### [Work to complete]
Search the data for the string "this" and gather each line it is in.

__________

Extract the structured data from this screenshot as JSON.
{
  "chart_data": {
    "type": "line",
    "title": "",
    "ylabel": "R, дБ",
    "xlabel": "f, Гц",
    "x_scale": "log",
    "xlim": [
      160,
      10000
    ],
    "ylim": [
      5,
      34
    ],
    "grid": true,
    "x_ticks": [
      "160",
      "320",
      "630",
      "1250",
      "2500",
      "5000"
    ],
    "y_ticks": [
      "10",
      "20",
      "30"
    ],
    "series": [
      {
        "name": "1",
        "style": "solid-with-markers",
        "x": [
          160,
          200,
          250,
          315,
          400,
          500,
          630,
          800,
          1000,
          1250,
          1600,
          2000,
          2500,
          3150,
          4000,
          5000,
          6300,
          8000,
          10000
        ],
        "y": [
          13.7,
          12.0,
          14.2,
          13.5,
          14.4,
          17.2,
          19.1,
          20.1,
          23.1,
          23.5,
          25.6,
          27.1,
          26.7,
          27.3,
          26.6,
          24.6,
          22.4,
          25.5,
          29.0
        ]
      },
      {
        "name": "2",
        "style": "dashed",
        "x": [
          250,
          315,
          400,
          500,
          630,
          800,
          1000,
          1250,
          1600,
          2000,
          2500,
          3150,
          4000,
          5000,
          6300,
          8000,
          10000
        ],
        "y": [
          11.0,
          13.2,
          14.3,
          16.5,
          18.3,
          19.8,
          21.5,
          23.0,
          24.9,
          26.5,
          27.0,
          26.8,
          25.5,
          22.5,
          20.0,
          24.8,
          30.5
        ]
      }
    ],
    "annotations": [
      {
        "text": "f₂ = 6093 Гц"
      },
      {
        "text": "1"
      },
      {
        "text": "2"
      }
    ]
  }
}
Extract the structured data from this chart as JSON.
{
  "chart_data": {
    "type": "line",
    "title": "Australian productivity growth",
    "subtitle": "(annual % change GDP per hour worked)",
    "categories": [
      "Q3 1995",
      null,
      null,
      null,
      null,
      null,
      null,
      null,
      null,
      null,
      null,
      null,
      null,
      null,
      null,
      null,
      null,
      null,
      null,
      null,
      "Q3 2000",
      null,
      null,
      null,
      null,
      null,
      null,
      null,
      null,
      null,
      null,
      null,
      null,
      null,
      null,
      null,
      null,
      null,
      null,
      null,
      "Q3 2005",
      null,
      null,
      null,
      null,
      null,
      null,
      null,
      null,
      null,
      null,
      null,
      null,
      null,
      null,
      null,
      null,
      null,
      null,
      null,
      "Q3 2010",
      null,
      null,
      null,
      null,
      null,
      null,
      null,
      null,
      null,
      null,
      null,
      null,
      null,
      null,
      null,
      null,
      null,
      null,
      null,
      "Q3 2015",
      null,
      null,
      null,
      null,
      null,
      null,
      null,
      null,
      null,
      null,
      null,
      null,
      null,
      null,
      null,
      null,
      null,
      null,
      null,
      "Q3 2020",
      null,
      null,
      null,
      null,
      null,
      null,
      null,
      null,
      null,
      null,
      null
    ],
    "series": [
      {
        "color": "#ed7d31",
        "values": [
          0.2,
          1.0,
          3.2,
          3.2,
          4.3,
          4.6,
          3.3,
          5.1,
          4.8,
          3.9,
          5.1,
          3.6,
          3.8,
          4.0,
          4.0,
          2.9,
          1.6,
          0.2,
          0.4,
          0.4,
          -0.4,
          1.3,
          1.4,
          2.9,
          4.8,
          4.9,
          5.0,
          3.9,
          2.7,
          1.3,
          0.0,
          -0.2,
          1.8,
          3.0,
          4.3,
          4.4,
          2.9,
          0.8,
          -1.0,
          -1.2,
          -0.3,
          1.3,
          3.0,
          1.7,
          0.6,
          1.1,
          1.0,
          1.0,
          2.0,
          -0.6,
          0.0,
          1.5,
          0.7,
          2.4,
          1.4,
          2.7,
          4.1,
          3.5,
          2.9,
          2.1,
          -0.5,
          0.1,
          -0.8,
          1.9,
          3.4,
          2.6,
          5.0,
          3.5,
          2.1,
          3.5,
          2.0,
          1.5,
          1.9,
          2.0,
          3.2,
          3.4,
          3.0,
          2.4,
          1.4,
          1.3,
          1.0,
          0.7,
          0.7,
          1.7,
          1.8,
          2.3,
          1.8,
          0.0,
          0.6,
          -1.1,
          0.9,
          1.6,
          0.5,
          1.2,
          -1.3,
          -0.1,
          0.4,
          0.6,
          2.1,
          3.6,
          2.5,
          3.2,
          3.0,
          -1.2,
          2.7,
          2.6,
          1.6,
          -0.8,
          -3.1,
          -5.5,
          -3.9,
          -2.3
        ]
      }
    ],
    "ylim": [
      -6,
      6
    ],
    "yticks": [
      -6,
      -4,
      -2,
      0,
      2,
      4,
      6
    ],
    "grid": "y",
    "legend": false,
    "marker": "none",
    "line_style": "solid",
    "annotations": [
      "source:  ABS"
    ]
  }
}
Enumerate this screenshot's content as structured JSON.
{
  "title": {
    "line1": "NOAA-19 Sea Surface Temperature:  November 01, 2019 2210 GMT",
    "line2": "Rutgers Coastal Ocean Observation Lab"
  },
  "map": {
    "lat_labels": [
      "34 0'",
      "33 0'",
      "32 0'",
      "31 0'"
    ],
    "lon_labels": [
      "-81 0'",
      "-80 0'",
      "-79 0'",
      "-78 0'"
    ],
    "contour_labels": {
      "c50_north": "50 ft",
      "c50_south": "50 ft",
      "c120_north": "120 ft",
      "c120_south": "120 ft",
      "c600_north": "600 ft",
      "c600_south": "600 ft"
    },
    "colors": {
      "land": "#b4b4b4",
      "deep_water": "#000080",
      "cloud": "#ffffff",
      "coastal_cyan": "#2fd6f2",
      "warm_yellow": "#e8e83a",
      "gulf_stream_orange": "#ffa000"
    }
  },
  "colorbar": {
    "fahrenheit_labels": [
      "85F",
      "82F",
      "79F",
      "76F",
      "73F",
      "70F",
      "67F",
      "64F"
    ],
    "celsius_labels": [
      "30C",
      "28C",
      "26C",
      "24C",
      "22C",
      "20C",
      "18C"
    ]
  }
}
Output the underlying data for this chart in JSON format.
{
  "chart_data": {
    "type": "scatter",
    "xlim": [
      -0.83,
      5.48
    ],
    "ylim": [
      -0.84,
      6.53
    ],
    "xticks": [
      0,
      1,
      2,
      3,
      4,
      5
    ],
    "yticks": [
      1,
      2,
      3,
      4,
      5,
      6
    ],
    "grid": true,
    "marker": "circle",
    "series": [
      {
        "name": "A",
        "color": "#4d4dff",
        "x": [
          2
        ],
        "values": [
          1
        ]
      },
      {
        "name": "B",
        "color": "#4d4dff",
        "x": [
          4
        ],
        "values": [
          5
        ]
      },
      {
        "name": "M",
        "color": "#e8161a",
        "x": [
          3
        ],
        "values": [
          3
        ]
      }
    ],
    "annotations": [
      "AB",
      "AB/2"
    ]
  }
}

__________

### [Expected answer]
Extract the structured data from this screenshot as JSON.
Extract the structured data from this chart as JSON.
Enumerate this screenshot's content as structured JSON.
Output the underlying data for this chart in JSON format.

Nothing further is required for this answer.